* **FRAGMENTO**
================
Dicho esto comí, dejé todo un poco ordenado. Traté de leer y no pude. Me comuniqué con amigos en Perú, Colombia, Estados Unidos, México y Argentina, sobre todo en Argentina donde era el día de la madre: acá en cambio era otro día de sacarse la madre caminando para llegar a cualquier lado. Partí a pie desde el barrio República, menos tranquilo que ayer, con más barricadas. En la ex – estación estaban los militares con sus armas resguardando. Me acerqué a uno y le pregunté desde qué hora estaba ahí, me contestó que todo el día y que ya estaban cansados. Dudé que esa metralleta que portaba tuviera balas, pero mejor no dudar con la historia encima y habiendo aprendido a no confiar en la sombra que nos reunía; porque hay que decirlo el sol pegaba después de un rato. Y también tengo que decir: mi encuentro con ellos fue sumamente violento, fue un shock, casi no podía caminar de sólo ver una metralleta y para darme coraje escuché dentro de mí a un grupo de estudiantes que gritaban: NO TENEMOS MIEDO. Y con eso me acerqué también a los de un jeep en la calle Vergara que discutían con un señor de edad, que les pedía que por favor se fueran, que le dolía mucho verlos ahí en contra del pueblo. El militar casi no contestaba. Paré, saqué una foto y seguí más adelante.
Cerca de La Moneda nuevamente el caos, pero más intenso que ayer. No había muchos lugares para escabullirse, así que corrí hacia el bandejón esquivando a un guanaco. Entré por una calle contigua y justo pasó un contingente militar en tanquetas y pude ver que uno de ellos había sido alcanzado por una bomba de pintura de color rosa: milicos de rosa, qué ingenio, pero también es una muestra del descontento total por su presencia. “¡Vuelvan a los cuarteles, hueones culiados! ¡Defensores de la corrupción!”, les gritaban en sus caras. Pensé en que seguramente ese contingente no quedaría tan indemne de esa batahola. Pero yo debía seguir – como en las crónicas de Malatesta o Kapuscinski – e intenté cruzar al otro lado de la Moneda cuando se avalanzó un grupo enorme de muchachos en frente de policías diciéndoles: venimos del mismo lugar, trabajamos la misma cantidad de horas, no defiendan a ese ladrón. Reacción: el paso frenético de un guanaco y hubo que correr, correr mucho, tanto que casi le gané a un chico haitiano que iba junto a mí. Pasamos a través de un puente y desde ahí –desde arriba de la autopista- pudimos ver el nivel de lo que ocurría: varios carros de bomberos ir hacia el norte de la ciudad, la tanqueta rosa de los militares perdiéndose hacia el sur. Le dije a mi amigo corredor que se cuidara y caminamos un par de cuadras contándonos la vida: Puerto Príncipe, tres años en Chile, empresa de limpieza; Limache, siete años en Argentina, vendedor de libros. Nos despedimos con un choque de manos: suerte viejo.
================
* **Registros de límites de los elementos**
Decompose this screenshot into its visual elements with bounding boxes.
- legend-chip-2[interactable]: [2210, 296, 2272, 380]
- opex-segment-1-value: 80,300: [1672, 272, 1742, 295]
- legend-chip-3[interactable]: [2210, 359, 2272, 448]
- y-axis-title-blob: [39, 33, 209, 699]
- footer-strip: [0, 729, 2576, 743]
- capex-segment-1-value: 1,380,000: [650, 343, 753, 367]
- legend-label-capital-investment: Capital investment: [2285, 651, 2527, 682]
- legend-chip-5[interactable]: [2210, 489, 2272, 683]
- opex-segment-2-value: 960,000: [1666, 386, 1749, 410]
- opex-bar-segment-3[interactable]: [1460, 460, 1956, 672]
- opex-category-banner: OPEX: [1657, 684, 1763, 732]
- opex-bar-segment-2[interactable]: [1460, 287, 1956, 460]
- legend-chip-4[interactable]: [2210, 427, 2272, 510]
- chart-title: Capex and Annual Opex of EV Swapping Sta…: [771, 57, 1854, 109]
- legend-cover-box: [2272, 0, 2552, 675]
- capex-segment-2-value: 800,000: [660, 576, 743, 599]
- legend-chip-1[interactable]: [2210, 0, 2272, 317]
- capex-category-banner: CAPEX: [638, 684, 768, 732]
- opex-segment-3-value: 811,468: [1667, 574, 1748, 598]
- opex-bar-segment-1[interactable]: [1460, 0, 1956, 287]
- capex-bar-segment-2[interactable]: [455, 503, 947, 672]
================
* **TAREA A**
Vuelva a escribir, sin cambio alguno, los registros comprendidos entre su comienzo y la línea que contiene "- opex-bar-segment-3[interactable]: [1460, 460, 1956, 672]", ambos extremos incluidos.
* **TAREA B**
Prosiga el relato de la jornada de protestas a partir de la última oración del fragmento.

* **RESPUESTA FINAL A**
Decompose this screenshot into its visual elements with bounding boxes.
- legend-chip-2[interactable]: [2210, 296, 2272, 380]
- opex-segment-1-value: 80,300: [1672, 272, 1742, 295]
- legend-chip-3[interactable]: [2210, 359, 2272, 448]
- y-axis-title-blob: [39, 33, 209, 699]
- footer-strip: [0, 729, 2576, 743]
- capex-segment-1-value: 1,380,000: [650, 343, 753, 367]
- legend-label-capital-investment: Capital investment: [2285, 651, 2527, 682]
- legend-chip-5[interactable]: [2210, 489, 2272, 683]
- opex-segment-2-value: 960,000: [1666, 386, 1749, 410]
- opex-bar-segment-3[interactable]: [1460, 460, 1956, 672]

* **RESPUESTA FINAL B**
Así fue como me instalé por casualidad en la Plaza Brasil. En un principio eran unas veinte personas las que caceroleaban y dos horas más tarde éramos más de quinientas, al ritmo de la cueca del Frente Cuequero con panderos y tambores que nos hicieron cantar a todos “El pueblo unido jamás será vencido” de Inti Illimani (pero en la versión completa). Porque hay algo que debo explicar antes: todo este día fue de canciones viejas, ya que en cuanto salí de la casa oí desde un balcón a Illapu y más allá a Quilapayún. Por ahí pensé que alguien podría levantar la voz con un “Por qué no se van, no se van del país” de Los Prisioneros, pero eso no pasó. Lo que sí pasó fue la fiesta, el quilombo, el mambo, la parranda de chicas y chicos hermosos, de una señora de 95 años saliendo en silla de ruedas, de un caballero que me dijo que estaba desde la mañana, de una mapuche con su cultrún, de los ciclistas, de las bailarinas y de los niños con sus ollitas de juguete. Qué más unidad y espontaneidad que esa; lo mismo pasaba en Plaza Ñuñoa y en distintos sectores del país, incluso fuera de él: mi primo me escribía de Freiburg (Alemania) enviándome un video de su protesta.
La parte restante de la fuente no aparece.